= Work required =
Copy out all the lines where "GILLINGHAM" shows up.

-.-.-

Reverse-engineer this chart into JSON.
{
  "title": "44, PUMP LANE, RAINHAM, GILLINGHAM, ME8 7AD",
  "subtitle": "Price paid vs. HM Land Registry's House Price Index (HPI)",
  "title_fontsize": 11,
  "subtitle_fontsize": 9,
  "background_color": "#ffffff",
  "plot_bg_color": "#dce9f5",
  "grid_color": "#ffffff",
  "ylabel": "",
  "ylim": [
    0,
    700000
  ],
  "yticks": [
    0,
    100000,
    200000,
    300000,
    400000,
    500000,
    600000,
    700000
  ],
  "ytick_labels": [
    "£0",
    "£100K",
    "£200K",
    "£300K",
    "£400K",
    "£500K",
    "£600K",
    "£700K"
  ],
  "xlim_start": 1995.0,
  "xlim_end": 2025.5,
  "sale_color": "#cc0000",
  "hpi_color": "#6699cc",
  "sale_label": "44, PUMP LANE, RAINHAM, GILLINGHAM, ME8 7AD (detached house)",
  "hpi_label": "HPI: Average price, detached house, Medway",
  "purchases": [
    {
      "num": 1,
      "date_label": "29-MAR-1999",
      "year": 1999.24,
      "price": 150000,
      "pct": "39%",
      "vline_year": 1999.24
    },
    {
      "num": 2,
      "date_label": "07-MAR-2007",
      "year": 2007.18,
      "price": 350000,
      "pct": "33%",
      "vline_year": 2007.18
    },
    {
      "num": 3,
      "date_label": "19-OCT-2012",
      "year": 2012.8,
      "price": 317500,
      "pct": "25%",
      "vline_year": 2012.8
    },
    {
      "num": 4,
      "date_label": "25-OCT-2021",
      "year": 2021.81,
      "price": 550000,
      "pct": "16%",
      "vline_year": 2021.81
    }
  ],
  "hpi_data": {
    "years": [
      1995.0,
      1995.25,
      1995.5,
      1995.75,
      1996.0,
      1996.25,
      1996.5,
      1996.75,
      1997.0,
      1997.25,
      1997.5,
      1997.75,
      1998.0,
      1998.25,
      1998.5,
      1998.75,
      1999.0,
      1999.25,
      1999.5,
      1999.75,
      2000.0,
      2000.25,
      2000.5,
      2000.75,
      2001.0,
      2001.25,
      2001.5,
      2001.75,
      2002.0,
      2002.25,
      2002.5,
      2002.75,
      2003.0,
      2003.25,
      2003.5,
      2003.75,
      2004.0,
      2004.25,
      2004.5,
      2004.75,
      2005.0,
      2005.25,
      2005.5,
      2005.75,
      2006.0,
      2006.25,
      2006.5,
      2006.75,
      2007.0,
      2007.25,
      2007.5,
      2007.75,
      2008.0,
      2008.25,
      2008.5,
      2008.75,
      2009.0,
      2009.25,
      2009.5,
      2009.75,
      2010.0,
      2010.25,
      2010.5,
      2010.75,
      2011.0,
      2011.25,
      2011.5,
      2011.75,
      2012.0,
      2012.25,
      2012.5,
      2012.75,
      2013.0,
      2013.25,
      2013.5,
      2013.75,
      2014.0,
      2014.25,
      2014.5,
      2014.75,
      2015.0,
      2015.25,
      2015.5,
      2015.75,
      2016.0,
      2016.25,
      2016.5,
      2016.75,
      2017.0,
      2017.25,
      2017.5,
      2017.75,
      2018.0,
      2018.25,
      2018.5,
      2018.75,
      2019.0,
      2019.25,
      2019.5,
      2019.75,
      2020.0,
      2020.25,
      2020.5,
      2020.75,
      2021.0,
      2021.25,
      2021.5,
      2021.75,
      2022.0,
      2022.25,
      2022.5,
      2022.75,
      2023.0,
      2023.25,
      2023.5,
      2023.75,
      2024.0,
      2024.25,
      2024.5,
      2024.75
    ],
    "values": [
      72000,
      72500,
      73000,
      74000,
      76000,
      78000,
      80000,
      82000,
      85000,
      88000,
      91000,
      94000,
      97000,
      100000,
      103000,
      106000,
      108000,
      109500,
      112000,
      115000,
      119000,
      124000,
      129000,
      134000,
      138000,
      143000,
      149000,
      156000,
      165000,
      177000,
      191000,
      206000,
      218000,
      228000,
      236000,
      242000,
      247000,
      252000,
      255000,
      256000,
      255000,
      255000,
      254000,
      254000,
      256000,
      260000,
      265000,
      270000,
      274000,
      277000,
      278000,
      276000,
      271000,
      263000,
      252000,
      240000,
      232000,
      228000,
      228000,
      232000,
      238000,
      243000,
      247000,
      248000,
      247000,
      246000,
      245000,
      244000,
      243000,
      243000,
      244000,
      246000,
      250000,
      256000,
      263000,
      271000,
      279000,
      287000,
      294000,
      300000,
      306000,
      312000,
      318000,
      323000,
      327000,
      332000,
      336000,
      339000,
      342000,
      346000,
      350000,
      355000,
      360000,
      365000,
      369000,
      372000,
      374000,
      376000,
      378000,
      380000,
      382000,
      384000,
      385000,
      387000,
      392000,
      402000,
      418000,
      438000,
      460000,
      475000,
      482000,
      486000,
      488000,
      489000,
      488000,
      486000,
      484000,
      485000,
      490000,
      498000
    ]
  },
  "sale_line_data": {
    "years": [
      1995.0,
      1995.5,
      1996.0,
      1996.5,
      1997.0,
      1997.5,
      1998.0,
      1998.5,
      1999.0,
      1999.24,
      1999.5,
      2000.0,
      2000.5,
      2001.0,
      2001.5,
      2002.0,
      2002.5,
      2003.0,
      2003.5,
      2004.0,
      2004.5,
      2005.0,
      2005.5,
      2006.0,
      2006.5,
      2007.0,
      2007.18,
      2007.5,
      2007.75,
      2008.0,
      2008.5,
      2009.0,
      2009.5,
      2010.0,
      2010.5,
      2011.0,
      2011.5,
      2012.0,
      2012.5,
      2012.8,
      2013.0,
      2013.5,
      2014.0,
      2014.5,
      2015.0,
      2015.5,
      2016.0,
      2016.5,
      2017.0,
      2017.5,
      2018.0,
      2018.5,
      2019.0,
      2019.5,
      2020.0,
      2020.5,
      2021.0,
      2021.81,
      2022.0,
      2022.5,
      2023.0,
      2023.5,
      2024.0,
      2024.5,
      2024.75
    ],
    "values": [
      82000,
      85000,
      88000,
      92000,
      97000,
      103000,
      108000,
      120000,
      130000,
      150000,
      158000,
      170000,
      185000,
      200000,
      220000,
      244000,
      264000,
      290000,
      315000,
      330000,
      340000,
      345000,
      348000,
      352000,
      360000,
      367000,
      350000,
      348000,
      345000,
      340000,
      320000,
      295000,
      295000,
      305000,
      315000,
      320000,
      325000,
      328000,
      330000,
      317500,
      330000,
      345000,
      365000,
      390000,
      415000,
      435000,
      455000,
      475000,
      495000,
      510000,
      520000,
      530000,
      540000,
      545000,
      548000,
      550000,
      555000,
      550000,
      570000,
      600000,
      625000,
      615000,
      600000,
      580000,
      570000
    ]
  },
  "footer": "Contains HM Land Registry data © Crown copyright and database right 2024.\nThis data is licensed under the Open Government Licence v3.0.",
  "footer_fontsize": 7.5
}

-.-.-

= Answer in full =
  "title": "44, PUMP LANE, RAINHAM, GILLINGHAM, ME8 7AD",
  "sale_label": "44, PUMP LANE, RAINHAM, GILLINGHAM, ME8 7AD (detached house)",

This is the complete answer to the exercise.